Work to complete >> Lines that hold the word "folder" should be located and copied.

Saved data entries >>

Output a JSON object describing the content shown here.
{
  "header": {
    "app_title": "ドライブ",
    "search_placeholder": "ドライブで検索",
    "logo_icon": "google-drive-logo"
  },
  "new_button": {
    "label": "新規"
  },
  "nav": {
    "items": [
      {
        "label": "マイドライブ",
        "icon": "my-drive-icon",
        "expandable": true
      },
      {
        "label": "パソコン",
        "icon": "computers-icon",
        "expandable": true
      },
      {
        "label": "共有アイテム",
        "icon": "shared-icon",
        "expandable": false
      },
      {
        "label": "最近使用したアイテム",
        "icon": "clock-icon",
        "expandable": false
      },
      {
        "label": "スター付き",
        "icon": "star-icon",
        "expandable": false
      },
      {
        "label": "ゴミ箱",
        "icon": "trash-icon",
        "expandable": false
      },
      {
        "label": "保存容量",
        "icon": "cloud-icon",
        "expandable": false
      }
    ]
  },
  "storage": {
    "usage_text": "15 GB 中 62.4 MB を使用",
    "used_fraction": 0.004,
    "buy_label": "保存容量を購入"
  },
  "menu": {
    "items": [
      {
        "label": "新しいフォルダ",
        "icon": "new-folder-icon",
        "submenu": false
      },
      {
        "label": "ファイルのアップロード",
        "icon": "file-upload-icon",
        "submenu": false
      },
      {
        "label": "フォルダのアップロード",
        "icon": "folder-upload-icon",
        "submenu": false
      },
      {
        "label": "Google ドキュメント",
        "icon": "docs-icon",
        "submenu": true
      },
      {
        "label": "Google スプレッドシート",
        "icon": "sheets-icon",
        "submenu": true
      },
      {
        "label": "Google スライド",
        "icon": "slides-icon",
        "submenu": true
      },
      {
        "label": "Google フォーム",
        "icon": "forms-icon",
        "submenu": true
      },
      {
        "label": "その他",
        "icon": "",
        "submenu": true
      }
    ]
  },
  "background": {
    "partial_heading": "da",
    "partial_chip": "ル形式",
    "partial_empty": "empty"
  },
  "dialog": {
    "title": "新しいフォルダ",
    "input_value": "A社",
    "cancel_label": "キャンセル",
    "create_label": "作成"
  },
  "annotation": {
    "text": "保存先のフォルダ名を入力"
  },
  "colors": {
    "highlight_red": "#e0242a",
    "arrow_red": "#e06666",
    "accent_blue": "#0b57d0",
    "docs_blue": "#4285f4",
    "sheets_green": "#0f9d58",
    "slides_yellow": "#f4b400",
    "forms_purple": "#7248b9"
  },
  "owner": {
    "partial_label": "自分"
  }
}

Answer for this exercise >>
        "icon": "new-folder-icon",
        "icon": "folder-upload-icon",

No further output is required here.